--- Start of INPUT DATA ---

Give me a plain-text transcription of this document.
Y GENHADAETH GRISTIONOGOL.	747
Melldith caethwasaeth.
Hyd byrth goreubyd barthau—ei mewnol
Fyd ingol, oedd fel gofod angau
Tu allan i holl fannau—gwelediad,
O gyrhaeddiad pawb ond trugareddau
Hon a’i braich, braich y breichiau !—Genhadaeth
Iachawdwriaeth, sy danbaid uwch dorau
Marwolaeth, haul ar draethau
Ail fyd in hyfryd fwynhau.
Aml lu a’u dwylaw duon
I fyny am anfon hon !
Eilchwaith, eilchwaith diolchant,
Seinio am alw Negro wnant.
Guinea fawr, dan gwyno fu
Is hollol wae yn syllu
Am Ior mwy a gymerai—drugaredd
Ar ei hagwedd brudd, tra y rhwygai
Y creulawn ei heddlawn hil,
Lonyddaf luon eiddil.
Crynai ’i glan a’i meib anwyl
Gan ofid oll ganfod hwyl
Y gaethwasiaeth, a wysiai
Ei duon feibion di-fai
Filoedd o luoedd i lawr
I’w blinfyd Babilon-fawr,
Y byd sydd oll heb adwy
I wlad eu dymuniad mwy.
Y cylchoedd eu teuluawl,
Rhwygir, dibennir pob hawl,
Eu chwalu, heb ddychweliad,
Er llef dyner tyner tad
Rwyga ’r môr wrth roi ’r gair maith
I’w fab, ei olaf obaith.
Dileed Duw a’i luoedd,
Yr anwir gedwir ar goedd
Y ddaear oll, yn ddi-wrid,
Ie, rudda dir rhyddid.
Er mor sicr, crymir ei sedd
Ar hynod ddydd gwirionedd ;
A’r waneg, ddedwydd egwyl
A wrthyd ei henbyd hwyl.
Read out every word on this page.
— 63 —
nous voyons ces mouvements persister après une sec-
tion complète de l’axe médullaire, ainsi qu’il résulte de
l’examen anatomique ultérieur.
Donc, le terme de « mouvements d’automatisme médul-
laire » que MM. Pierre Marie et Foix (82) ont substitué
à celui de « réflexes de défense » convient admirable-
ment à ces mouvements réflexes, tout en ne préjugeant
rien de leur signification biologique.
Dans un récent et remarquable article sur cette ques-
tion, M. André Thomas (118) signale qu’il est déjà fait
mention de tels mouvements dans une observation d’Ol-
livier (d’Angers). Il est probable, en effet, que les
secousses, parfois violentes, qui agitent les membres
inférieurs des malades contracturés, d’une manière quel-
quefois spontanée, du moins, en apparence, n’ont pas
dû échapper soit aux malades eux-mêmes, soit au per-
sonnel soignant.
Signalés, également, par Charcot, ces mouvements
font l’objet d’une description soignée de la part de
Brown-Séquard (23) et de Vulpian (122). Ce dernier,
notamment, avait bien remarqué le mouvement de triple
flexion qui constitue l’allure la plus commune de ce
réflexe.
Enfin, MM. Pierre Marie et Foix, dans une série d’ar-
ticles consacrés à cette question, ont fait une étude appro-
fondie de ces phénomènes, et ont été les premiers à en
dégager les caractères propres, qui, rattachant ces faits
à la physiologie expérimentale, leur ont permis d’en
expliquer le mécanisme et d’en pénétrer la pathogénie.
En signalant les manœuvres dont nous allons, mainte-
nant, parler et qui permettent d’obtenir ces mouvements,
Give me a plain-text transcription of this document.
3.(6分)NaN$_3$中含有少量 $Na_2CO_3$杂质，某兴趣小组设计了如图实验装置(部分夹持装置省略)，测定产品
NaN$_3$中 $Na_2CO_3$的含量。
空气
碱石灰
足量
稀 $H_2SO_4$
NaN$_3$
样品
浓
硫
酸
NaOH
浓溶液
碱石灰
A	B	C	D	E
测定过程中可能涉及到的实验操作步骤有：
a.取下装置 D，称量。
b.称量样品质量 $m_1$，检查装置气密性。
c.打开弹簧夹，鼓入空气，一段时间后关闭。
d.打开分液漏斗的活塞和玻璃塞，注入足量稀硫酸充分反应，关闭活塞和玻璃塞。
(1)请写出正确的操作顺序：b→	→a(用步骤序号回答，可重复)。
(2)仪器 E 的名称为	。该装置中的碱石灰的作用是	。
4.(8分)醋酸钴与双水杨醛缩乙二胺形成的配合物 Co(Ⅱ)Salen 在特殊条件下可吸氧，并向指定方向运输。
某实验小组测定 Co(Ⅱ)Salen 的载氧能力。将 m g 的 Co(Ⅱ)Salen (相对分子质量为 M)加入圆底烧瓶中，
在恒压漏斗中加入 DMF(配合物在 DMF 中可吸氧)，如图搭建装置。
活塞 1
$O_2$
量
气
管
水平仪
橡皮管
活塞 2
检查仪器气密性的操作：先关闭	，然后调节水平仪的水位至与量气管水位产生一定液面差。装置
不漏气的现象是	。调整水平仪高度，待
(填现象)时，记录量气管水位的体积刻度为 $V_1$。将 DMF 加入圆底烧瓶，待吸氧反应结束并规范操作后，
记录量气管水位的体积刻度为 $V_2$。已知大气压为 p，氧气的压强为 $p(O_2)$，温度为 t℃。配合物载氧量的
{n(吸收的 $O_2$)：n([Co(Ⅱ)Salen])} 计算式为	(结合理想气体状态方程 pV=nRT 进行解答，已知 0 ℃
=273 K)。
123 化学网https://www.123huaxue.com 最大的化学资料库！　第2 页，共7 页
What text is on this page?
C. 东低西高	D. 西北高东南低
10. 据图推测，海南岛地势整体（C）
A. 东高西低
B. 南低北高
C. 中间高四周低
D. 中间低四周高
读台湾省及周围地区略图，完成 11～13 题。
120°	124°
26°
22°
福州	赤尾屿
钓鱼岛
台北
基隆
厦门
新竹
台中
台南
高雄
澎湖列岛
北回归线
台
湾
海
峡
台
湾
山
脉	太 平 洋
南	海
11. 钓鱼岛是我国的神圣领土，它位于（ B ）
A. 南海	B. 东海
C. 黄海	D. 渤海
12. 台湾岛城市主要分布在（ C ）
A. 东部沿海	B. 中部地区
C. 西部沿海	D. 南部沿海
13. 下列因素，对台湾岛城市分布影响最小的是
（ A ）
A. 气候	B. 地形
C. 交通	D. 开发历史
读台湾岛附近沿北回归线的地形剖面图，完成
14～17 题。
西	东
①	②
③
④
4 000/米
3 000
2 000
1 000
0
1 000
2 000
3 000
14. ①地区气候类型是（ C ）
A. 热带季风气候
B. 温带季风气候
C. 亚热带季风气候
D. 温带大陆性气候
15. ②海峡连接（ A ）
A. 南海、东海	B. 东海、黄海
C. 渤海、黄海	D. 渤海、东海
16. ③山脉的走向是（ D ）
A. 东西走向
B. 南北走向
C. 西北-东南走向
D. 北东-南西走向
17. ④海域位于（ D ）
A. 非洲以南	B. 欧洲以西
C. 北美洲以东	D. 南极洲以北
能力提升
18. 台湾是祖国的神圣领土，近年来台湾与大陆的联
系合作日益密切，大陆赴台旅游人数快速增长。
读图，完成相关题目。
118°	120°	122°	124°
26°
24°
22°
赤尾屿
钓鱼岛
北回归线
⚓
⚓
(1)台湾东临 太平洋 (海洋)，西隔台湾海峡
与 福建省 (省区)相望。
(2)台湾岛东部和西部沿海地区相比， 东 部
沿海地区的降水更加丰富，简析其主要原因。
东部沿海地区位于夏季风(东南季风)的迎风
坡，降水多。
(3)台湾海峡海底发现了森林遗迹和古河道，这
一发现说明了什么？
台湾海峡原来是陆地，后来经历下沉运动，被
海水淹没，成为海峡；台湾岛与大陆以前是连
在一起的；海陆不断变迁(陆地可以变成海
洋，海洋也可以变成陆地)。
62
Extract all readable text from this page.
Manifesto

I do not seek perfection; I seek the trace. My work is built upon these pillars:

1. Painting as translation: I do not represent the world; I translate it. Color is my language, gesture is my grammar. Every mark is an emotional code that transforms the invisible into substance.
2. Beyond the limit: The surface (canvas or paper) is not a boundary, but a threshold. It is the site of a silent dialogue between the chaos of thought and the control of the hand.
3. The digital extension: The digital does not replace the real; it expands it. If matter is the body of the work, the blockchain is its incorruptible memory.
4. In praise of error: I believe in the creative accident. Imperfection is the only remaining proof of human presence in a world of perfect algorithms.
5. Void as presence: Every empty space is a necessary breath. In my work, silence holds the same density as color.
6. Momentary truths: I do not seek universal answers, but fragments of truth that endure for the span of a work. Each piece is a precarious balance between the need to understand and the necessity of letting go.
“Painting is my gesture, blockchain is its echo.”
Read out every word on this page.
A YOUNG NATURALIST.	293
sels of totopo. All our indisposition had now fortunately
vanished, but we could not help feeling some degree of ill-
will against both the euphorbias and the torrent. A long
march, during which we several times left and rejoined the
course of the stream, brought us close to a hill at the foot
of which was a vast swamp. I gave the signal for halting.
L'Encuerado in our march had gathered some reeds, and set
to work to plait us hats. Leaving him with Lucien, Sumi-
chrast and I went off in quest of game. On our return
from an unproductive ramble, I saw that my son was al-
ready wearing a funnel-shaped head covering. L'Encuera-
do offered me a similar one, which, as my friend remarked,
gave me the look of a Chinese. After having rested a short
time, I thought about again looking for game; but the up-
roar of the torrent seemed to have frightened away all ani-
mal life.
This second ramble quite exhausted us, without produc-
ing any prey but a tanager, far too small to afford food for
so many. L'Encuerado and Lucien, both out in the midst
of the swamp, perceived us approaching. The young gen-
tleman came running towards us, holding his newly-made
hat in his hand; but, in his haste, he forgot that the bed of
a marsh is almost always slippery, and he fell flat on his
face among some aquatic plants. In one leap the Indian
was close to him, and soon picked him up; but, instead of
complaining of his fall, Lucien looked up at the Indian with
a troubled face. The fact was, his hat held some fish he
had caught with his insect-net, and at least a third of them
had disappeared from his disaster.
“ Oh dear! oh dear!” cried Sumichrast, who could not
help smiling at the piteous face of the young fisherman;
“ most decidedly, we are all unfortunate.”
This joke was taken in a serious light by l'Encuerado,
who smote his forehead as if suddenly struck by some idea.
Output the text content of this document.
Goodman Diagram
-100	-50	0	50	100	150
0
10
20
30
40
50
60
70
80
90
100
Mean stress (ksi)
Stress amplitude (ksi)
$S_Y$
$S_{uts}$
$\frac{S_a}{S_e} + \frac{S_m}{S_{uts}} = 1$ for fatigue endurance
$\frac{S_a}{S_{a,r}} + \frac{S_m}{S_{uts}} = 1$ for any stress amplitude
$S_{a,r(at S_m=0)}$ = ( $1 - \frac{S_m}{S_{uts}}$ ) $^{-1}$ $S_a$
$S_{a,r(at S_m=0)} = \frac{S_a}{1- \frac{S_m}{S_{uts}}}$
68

--- End of INPUT DATA ---

◆ **WHAT TO DO**:
Return a copy of every line that includes the word "hwyl".

◆ **SOLUTION**:
Gan ofid oll ganfod hwyl
A wrthyd ei henbyd hwyl.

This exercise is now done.